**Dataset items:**
▼

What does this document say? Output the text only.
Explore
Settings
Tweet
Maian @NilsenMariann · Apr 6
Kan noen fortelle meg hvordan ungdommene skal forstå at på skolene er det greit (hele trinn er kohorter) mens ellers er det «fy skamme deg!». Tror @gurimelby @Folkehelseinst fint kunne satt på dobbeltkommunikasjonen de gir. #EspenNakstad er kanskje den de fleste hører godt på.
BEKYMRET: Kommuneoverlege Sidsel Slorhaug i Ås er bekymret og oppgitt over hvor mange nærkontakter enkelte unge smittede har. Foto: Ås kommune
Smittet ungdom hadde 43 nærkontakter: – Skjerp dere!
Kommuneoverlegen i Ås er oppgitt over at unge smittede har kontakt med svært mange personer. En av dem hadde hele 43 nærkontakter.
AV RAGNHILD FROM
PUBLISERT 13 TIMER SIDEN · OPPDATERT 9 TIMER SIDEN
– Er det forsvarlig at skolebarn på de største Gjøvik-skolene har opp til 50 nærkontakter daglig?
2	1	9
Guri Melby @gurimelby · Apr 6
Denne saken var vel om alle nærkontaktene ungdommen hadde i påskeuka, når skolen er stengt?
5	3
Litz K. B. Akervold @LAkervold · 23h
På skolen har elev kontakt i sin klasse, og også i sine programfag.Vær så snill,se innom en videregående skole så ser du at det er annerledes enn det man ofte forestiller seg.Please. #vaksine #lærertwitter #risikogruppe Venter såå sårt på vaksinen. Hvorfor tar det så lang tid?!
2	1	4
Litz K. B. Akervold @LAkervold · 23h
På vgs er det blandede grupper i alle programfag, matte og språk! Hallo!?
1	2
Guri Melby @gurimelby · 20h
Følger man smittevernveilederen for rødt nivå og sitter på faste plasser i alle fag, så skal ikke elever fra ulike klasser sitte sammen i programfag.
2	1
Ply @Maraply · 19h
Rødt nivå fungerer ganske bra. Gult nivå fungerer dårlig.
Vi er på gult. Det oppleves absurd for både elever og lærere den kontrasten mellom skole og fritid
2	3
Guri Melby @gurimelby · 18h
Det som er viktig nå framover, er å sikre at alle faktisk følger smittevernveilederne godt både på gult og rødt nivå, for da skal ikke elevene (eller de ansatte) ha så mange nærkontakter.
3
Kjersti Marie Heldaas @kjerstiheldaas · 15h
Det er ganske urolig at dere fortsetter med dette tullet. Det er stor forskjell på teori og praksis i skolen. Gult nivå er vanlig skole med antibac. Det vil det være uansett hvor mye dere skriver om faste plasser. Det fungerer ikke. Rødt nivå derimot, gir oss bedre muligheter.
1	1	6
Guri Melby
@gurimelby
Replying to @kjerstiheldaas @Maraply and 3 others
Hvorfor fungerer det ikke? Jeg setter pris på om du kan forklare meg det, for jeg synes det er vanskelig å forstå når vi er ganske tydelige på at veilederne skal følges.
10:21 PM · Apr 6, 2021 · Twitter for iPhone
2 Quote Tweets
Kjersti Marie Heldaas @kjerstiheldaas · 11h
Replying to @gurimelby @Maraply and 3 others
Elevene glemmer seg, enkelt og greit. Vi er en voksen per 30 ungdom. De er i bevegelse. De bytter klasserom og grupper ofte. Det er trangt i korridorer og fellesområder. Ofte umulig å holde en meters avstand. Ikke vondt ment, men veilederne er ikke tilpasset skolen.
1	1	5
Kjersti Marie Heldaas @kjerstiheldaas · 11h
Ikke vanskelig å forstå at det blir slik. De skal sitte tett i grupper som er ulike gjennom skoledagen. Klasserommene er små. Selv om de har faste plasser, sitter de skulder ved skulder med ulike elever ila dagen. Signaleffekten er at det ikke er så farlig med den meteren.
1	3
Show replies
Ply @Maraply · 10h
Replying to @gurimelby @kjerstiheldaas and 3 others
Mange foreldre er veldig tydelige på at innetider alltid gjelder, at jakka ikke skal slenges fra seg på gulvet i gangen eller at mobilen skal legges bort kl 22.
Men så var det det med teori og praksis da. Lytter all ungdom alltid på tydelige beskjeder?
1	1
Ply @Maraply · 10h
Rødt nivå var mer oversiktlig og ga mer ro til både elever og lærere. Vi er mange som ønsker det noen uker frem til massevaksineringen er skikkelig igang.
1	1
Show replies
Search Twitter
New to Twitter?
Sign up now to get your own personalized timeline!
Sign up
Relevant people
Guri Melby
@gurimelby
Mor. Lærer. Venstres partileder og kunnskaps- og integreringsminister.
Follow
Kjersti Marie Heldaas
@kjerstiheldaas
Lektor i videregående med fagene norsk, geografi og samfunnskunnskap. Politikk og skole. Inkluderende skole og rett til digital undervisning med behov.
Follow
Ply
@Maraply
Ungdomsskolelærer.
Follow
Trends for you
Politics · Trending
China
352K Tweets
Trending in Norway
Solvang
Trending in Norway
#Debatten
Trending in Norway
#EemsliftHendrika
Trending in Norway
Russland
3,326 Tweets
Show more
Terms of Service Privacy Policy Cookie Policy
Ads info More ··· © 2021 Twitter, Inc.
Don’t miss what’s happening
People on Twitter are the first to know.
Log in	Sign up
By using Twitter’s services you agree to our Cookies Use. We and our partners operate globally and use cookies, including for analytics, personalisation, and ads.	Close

▲
▼

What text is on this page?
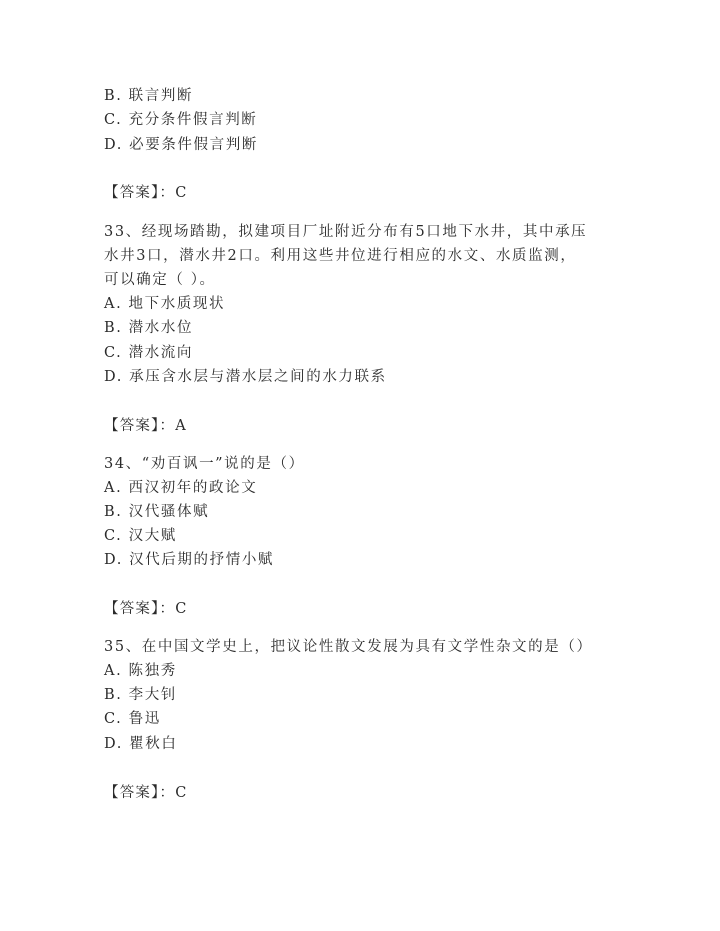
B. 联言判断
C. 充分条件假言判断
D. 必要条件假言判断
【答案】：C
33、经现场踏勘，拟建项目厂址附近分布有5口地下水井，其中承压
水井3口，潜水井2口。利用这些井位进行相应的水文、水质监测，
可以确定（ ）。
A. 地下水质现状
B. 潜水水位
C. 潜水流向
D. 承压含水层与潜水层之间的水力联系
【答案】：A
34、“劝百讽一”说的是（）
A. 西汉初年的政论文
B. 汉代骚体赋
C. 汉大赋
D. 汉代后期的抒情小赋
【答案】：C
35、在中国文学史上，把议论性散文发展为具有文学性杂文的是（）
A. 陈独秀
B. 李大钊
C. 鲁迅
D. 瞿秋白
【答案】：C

▲

**Set problem:**
Work out how many lines of the listing above include "text". Answer with the number and nothing more.

**Answer:**
2